Check each line for the string "Paco" and give only the count of lines that have it.

---- Provided data

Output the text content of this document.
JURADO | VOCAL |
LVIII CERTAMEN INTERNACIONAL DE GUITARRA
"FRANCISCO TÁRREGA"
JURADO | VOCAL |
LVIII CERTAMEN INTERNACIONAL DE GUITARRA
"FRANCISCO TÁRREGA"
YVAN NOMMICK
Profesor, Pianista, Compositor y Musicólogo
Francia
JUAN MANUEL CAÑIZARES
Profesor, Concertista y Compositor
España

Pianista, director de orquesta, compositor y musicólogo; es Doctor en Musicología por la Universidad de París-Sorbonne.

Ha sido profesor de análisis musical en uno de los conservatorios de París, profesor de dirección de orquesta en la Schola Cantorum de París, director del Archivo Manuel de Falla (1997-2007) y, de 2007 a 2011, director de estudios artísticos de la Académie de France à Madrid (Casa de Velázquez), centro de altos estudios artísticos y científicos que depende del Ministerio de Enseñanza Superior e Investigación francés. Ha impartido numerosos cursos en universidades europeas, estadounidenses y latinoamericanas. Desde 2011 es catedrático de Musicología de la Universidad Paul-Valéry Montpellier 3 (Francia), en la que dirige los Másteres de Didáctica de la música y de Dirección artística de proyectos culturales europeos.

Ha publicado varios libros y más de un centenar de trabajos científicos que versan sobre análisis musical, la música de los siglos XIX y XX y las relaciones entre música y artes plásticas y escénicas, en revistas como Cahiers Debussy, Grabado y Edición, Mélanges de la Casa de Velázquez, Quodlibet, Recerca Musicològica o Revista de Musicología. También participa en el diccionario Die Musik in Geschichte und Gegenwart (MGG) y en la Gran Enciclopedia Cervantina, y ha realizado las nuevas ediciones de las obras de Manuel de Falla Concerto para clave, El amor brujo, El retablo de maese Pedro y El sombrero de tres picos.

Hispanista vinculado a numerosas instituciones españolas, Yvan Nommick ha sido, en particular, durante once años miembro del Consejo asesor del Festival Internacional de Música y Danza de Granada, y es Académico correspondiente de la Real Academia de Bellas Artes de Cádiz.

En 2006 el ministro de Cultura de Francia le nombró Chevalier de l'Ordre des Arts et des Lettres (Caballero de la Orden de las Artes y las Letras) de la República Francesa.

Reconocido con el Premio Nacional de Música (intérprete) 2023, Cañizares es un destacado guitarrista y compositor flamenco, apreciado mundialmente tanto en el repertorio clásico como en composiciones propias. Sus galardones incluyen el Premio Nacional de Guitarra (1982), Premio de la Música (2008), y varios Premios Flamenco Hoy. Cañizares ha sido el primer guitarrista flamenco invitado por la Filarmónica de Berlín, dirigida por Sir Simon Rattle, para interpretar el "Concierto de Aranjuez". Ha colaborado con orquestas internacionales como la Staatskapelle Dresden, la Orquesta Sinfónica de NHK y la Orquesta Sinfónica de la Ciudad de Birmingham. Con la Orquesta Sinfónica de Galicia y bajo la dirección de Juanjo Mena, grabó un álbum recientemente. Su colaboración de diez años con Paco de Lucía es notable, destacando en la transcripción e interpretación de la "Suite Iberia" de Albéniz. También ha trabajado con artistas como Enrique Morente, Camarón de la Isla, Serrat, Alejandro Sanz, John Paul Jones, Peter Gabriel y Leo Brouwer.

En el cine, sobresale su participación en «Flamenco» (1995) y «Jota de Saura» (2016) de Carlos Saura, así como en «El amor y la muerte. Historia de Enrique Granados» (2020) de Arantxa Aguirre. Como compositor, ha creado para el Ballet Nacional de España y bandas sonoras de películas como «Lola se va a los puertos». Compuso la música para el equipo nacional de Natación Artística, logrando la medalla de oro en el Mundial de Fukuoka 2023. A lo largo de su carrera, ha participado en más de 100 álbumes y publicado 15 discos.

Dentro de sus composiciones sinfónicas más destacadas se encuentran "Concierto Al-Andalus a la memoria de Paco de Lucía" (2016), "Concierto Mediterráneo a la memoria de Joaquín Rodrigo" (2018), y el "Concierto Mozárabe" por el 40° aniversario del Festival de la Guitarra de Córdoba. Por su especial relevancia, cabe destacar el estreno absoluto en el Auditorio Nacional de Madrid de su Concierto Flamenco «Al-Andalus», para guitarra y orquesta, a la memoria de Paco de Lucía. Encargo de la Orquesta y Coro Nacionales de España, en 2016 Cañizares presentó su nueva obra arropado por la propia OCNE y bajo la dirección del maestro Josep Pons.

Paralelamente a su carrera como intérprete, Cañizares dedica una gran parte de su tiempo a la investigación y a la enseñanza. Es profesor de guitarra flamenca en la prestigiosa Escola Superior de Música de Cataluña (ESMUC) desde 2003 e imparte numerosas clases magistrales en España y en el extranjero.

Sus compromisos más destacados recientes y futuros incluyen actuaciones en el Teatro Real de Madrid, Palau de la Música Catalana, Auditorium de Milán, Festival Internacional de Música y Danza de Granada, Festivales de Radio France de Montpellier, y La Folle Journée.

--------

Result of the exercise —
2